▶ _Written instruction_
Look for the word "this" in the entries below, then copy every line that has it.

### Data to use

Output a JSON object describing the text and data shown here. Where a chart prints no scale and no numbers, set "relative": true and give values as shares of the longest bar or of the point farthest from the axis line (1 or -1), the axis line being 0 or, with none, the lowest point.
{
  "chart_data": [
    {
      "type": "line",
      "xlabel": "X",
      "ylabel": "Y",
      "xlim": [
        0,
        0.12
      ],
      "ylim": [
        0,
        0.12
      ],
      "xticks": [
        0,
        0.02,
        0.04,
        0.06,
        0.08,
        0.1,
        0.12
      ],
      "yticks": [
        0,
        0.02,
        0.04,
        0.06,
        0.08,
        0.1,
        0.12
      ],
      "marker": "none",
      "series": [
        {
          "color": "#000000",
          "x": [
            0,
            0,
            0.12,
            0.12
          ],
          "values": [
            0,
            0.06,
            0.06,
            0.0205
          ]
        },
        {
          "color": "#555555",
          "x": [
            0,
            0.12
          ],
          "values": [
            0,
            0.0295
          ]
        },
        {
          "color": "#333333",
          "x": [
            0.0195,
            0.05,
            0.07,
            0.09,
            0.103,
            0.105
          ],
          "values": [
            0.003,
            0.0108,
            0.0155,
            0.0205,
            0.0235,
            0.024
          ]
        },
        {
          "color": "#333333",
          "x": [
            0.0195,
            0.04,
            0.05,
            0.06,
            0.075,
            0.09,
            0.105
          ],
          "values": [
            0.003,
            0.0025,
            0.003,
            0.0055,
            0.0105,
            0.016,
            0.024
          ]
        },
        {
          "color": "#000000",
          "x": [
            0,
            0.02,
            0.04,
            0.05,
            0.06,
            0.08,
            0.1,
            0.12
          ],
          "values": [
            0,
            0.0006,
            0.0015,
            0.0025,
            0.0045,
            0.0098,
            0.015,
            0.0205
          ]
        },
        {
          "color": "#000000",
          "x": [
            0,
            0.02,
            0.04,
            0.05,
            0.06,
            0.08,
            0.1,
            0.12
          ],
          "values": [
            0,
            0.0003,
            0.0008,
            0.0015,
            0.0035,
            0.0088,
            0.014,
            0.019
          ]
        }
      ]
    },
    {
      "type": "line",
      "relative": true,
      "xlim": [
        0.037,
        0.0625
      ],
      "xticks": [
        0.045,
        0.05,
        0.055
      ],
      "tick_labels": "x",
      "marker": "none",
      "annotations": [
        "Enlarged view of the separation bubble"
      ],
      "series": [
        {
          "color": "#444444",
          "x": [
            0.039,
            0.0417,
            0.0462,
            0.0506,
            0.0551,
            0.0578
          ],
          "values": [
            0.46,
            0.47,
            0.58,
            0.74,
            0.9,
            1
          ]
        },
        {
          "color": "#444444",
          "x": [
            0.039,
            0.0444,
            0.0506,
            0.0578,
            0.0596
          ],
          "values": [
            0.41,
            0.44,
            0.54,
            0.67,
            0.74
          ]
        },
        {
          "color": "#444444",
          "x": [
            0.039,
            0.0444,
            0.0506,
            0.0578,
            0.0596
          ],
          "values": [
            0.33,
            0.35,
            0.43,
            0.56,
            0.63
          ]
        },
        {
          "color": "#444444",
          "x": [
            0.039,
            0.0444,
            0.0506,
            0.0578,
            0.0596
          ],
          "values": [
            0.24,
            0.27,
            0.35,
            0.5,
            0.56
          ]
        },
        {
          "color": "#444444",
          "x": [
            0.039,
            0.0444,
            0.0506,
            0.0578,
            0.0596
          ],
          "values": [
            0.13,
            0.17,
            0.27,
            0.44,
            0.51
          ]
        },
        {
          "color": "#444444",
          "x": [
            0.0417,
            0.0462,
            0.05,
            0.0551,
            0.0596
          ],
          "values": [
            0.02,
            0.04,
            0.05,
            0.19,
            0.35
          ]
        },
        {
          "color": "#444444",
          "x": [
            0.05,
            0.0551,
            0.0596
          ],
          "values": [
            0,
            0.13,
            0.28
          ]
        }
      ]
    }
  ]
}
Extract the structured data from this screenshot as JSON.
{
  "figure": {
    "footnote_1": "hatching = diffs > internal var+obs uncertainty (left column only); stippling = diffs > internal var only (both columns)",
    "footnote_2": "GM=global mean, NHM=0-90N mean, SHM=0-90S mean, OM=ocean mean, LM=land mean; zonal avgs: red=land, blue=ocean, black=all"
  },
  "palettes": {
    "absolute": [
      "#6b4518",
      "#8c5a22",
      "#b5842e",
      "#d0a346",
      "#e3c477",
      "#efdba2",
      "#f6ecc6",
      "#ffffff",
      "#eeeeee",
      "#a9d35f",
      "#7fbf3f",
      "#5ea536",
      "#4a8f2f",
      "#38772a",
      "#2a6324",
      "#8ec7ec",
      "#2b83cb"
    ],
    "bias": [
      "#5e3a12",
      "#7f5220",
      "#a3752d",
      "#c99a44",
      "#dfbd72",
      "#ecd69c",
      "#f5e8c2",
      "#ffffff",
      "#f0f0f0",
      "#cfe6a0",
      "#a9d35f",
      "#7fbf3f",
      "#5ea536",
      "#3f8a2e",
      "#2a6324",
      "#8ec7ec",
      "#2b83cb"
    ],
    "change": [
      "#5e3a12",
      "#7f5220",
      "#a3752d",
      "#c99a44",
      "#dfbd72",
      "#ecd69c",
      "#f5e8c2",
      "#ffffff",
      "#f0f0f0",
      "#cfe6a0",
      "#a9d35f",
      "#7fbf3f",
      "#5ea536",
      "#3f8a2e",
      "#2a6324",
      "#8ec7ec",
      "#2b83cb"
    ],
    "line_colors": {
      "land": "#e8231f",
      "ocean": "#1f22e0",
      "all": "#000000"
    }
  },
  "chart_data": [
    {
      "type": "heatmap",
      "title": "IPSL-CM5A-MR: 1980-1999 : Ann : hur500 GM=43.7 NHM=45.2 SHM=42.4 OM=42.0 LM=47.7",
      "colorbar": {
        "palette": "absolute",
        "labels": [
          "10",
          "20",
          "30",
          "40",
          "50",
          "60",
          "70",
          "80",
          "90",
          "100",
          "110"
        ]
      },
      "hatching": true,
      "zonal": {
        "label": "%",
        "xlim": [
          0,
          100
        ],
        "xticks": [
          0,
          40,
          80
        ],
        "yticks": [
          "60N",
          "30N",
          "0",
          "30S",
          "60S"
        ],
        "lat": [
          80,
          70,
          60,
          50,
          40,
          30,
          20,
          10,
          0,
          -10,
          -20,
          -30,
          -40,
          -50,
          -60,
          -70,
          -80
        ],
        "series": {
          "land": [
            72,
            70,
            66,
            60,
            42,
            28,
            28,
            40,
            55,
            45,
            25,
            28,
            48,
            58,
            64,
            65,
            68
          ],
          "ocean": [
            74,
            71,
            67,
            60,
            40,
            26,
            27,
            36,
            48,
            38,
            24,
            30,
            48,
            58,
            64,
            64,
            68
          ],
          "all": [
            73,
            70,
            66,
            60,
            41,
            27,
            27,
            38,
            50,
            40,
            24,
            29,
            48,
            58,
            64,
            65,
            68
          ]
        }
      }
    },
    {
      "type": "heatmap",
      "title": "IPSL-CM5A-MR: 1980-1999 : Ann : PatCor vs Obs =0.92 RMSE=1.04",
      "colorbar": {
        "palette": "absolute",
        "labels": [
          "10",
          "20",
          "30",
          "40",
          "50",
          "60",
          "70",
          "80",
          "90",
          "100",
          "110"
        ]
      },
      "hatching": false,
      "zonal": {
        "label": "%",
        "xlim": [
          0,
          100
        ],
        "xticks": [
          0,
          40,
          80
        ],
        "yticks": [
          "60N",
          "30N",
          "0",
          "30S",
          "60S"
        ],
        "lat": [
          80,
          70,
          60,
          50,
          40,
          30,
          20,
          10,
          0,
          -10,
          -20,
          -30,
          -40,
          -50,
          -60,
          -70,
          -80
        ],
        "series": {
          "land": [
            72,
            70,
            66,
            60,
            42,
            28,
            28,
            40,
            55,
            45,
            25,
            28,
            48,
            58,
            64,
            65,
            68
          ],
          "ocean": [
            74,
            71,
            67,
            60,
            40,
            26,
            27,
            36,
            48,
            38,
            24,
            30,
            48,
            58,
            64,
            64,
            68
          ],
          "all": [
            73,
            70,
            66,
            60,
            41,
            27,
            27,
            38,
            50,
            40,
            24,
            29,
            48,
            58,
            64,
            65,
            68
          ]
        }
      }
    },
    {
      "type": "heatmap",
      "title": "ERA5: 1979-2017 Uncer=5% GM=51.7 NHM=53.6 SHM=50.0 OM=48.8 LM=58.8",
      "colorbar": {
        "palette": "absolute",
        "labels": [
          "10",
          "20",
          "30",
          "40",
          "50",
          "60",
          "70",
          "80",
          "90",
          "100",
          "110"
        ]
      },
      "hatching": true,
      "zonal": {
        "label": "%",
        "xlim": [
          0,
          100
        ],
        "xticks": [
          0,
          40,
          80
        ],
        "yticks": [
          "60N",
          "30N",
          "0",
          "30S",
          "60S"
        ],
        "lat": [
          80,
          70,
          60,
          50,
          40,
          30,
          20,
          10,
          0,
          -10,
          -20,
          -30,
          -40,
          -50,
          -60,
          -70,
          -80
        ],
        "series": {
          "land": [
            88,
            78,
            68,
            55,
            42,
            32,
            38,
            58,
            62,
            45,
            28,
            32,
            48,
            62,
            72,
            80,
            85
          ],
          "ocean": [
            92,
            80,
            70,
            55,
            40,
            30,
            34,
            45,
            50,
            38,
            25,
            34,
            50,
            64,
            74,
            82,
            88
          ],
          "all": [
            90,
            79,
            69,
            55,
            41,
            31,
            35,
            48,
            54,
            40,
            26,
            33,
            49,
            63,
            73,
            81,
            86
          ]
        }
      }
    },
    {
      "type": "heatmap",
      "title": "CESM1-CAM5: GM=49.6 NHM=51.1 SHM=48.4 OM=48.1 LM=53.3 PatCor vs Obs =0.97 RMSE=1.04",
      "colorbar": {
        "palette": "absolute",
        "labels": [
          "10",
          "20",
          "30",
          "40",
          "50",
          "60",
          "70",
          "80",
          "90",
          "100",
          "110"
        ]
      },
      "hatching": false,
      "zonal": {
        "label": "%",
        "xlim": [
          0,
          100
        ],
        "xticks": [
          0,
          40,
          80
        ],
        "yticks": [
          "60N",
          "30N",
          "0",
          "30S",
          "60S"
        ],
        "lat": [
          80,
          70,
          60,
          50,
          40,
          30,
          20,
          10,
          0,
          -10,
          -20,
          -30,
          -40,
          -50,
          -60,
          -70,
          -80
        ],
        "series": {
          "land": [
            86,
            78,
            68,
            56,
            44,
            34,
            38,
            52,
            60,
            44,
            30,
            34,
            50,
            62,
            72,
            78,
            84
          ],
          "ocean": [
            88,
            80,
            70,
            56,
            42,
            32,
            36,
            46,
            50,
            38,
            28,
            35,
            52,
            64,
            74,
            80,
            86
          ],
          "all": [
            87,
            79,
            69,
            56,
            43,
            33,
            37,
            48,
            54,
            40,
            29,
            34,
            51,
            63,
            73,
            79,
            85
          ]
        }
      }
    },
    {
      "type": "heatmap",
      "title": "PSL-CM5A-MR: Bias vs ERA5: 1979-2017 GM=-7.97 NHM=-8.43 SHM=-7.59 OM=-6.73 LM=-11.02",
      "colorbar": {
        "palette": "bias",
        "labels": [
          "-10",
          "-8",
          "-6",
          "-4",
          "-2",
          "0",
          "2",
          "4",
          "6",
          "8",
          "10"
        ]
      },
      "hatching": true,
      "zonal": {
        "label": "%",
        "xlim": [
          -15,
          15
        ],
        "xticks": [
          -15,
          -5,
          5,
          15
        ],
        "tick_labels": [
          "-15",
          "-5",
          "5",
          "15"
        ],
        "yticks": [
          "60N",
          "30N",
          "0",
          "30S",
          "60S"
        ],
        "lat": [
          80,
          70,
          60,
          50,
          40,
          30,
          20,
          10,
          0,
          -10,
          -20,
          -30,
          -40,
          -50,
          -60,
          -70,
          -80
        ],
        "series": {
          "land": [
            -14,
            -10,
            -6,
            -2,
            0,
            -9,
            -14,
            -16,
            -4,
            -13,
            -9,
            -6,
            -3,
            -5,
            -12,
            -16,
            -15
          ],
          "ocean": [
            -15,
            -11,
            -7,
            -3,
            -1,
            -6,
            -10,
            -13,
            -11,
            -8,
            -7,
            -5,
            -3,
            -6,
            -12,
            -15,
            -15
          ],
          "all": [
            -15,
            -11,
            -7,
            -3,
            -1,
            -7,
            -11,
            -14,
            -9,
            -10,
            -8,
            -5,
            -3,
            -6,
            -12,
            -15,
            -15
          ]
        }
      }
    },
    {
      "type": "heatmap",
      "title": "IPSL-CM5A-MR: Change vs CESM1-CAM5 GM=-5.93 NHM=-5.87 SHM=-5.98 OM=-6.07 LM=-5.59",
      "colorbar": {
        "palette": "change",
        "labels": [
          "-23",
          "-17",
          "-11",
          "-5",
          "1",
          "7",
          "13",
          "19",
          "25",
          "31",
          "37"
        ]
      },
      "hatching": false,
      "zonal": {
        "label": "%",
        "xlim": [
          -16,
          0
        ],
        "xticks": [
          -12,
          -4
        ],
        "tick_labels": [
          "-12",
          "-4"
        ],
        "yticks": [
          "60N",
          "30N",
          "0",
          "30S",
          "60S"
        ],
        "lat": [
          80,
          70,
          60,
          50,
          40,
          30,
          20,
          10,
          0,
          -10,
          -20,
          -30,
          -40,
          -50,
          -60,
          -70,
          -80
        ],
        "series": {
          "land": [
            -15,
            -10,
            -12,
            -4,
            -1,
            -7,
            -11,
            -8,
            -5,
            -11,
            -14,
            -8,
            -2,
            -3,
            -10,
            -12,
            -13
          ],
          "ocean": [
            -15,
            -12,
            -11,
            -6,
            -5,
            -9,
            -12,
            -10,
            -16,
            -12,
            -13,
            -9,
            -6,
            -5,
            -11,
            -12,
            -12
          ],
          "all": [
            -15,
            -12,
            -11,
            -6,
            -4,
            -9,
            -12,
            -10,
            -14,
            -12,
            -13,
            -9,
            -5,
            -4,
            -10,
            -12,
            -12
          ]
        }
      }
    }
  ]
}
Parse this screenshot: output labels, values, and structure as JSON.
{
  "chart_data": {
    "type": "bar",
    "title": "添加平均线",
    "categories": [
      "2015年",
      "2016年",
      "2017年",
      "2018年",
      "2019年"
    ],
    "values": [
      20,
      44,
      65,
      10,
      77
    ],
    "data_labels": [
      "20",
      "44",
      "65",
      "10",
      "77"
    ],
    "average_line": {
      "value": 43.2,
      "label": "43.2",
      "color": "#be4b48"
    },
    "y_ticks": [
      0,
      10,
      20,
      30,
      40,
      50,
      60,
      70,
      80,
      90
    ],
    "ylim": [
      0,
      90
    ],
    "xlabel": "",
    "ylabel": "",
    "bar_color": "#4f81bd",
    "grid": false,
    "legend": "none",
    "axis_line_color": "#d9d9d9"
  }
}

######

▶ _Expected answer_
Extract the structured data from this screenshot as JSON.
Parse this screenshot: output labels, values, and structure as JSON.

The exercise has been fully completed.